- [Set task] Every record here needs to be written out again exactly.

Collected data:

☆ ☆ ☆

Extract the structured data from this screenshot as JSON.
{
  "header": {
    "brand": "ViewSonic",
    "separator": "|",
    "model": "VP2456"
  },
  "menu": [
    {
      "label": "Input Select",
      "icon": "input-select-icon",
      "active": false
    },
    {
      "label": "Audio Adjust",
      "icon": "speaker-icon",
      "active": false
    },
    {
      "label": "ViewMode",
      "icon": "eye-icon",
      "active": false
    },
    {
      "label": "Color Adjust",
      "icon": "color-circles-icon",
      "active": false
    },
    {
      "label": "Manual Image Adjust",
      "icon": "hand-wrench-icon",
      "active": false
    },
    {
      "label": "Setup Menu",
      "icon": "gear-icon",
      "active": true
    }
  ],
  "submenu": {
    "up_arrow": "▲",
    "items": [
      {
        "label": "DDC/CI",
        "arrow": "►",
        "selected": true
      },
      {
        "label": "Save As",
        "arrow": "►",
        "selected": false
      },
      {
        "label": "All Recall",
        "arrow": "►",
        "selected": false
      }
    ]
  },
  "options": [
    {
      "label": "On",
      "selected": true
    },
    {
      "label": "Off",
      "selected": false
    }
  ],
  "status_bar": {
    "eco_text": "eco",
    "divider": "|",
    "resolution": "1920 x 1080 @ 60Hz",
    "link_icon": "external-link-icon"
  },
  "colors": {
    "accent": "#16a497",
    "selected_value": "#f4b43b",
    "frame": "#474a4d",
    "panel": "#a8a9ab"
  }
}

☆ ☆ ☆

- [Complete answer]
Extract the structured data from this screenshot as JSON.
{
  "header": {
    "brand": "ViewSonic",
    "separator": "|",
    "model": "VP2456"
  },
  "menu": [
    {
      "label": "Input Select",
      "icon": "input-select-icon",
      "active": false
    },
    {
      "label": "Audio Adjust",
      "icon": "speaker-icon",
      "active": false
    },
    {
      "label": "ViewMode",
      "icon": "eye-icon",
      "active": false
    },
    {
      "label": "Color Adjust",
      "icon": "color-circles-icon",
      "active": false
    },
    {
      "label": "Manual Image Adjust",
      "icon": "hand-wrench-icon",
      "active": false
    },
    {
      "label": "Setup Menu",
      "icon": "gear-icon",
      "active": true
    }
  ],
  "submenu": {
    "up_arrow": "▲",
    "items": [
      {
        "label": "DDC/CI",
        "arrow": "►",
        "selected": true
      },
      {
        "label": "Save As",
        "arrow": "►",
        "selected": false
      },
      {
        "label": "All Recall",
        "arrow": "►",
        "selected": false
      }
    ]
  },
  "options": [
    {
      "label": "On",
      "selected": true
    },
    {
      "label": "Off",
      "selected": false
    }
  ],
  "status_bar": {
    "eco_text": "eco",
    "divider": "|",
    "resolution": "1920 x 1080 @ 60Hz",
    "link_icon": "external-link-icon"
  },
  "colors": {
    "accent": "#16a497",
    "selected_value": "#f4b43b",
    "frame": "#474a4d",
    "panel": "#a8a9ab"
  }
}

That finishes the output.